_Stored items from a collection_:
-- Begin --

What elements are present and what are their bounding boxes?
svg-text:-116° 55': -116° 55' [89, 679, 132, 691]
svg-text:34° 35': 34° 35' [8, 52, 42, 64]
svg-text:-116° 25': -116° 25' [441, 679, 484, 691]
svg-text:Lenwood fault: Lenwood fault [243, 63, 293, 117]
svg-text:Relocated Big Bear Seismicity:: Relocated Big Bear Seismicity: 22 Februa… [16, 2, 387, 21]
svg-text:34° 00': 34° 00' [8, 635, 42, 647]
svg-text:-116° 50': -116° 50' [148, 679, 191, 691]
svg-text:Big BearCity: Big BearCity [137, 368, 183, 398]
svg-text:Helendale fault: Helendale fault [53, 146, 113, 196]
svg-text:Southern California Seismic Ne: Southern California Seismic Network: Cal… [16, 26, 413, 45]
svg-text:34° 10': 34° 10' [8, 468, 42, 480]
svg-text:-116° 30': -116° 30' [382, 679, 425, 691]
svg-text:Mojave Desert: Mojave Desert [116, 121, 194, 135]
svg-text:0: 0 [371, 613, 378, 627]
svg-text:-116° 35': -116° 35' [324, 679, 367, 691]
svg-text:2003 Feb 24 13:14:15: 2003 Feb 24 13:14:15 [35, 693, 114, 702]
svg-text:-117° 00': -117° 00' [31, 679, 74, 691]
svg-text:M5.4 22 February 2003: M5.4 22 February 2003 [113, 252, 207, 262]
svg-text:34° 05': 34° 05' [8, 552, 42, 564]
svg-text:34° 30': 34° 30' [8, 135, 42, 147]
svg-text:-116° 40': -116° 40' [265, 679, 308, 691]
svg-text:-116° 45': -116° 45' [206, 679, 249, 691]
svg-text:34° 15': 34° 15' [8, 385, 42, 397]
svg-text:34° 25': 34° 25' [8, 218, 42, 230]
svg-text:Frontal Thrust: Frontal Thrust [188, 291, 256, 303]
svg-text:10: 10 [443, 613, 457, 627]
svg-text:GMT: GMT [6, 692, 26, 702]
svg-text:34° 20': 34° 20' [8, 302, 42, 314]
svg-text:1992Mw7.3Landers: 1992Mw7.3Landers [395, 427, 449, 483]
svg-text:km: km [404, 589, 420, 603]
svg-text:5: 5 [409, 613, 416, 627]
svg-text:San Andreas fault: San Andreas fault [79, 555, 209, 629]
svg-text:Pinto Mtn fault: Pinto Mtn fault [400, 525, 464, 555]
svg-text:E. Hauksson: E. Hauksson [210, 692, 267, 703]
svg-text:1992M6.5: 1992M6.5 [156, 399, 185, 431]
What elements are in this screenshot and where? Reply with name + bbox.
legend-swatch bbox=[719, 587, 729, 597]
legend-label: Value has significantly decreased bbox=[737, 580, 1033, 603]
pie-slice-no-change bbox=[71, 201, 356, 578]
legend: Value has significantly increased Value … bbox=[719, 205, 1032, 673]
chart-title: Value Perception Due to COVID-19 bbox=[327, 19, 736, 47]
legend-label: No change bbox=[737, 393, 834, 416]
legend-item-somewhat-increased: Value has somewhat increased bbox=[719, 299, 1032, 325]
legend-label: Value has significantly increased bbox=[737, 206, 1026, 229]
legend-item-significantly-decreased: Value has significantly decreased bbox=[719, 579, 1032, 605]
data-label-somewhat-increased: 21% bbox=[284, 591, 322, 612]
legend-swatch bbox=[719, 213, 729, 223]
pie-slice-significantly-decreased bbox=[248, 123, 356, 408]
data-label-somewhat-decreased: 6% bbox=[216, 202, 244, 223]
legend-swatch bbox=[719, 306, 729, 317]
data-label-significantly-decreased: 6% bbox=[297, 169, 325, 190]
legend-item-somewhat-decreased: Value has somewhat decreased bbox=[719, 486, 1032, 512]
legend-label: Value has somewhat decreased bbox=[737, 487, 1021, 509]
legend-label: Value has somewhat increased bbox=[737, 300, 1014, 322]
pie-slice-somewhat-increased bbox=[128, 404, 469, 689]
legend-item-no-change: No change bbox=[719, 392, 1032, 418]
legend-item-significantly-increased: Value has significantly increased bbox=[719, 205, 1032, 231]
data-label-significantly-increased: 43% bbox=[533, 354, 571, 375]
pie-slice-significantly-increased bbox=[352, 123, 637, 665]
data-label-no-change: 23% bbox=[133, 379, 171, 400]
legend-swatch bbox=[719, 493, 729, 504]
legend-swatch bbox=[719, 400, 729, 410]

-- End --

Can you reproduce the entire listing above line for line, with no changes?

What elements are present and what are their bounding boxes?
svg-text:-116° 55': -116° 55' [89, 679, 132, 691]
svg-text:34° 35': 34° 35' [8, 52, 42, 64]
svg-text:-116° 25': -116° 25' [441, 679, 484, 691]
svg-text:Lenwood fault: Lenwood fault [243, 63, 293, 117]
svg-text:Relocated Big Bear Seismicity:: Relocated Big Bear Seismicity: 22 Februa… [16, 2, 387, 21]
svg-text:34° 00': 34° 00' [8, 635, 42, 647]
svg-text:-116° 50': -116° 50' [148, 679, 191, 691]
svg-text:Big BearCity: Big BearCity [137, 368, 183, 398]
svg-text:Helendale fault: Helendale fault [53, 146, 113, 196]
svg-text:Southern California Seismic Ne: Southern California Seismic Network: Cal… [16, 26, 413, 45]
svg-text:34° 10': 34° 10' [8, 468, 42, 480]
svg-text:-116° 30': -116° 30' [382, 679, 425, 691]
svg-text:Mojave Desert: Mojave Desert [116, 121, 194, 135]
svg-text:0: 0 [371, 613, 378, 627]
svg-text:-116° 35': -116° 35' [324, 679, 367, 691]
svg-text:2003 Feb 24 13:14:15: 2003 Feb 24 13:14:15 [35, 693, 114, 702]
svg-text:-117° 00': -117° 00' [31, 679, 74, 691]
svg-text:M5.4 22 February 2003: M5.4 22 February 2003 [113, 252, 207, 262]
svg-text:34° 05': 34° 05' [8, 552, 42, 564]
svg-text:34° 30': 34° 30' [8, 135, 42, 147]
svg-text:-116° 40': -116° 40' [265, 679, 308, 691]
svg-text:-116° 45': -116° 45' [206, 679, 249, 691]
svg-text:34° 15': 34° 15' [8, 385, 42, 397]
svg-text:34° 25': 34° 25' [8, 218, 42, 230]
svg-text:Frontal Thrust: Frontal Thrust [188, 291, 256, 303]
svg-text:10: 10 [443, 613, 457, 627]
svg-text:GMT: GMT [6, 692, 26, 702]
svg-text:34° 20': 34° 20' [8, 302, 42, 314]
svg-text:1992Mw7.3Landers: 1992Mw7.3Landers [395, 427, 449, 483]
svg-text:km: km [404, 589, 420, 603]
svg-text:5: 5 [409, 613, 416, 627]
svg-text:San Andreas fault: San Andreas fault [79, 555, 209, 629]
svg-text:Pinto Mtn fault: Pinto Mtn fault [400, 525, 464, 555]
svg-text:E. Hauksson: E. Hauksson [210, 692, 267, 703]
svg-text:1992M6.5: 1992M6.5 [156, 399, 185, 431]
What elements are in this screenshot and where? Reply with name + bbox.
legend-swatch bbox=[719, 587, 729, 597]
legend-label: Value has significantly decreased bbox=[737, 580, 1033, 603]
pie-slice-no-change bbox=[71, 201, 356, 578]
legend: Value has significantly increased Value … bbox=[719, 205, 1032, 673]
chart-title: Value Perception Due to COVID-19 bbox=[327, 19, 736, 47]
legend-label: No change bbox=[737, 393, 834, 416]
legend-item-somewhat-increased: Value has somewhat increased bbox=[719, 299, 1032, 325]
legend-label: Value has significantly increased bbox=[737, 206, 1026, 229]
legend-item-significantly-decreased: Value has significantly decreased bbox=[719, 579, 1032, 605]
data-label-somewhat-increased: 21% bbox=[284, 591, 322, 612]
legend-swatch bbox=[719, 213, 729, 223]
pie-slice-significantly-decreased bbox=[248, 123, 356, 408]
data-label-somewhat-decreased: 6% bbox=[216, 202, 244, 223]
legend-swatch bbox=[719, 306, 729, 317]
data-label-significantly-decreased: 6% bbox=[297, 169, 325, 190]
legend-item-somewhat-decreased: Value has somewhat decreased bbox=[719, 486, 1032, 512]
legend-label: Value has somewhat decreased bbox=[737, 487, 1021, 509]
legend-label: Value has somewhat increased bbox=[737, 300, 1014, 322]
pie-slice-somewhat-increased bbox=[128, 404, 469, 689]
legend-item-no-change: No change bbox=[719, 392, 1032, 418]
legend-item-significantly-increased: Value has significantly increased bbox=[719, 205, 1032, 231]
data-label-significantly-increased: 43% bbox=[533, 354, 571, 375]
pie-slice-significantly-increased bbox=[352, 123, 637, 665]
data-label-no-change: 23% bbox=[133, 379, 171, 400]
legend-swatch bbox=[719, 493, 729, 504]
legend-swatch bbox=[719, 400, 729, 410]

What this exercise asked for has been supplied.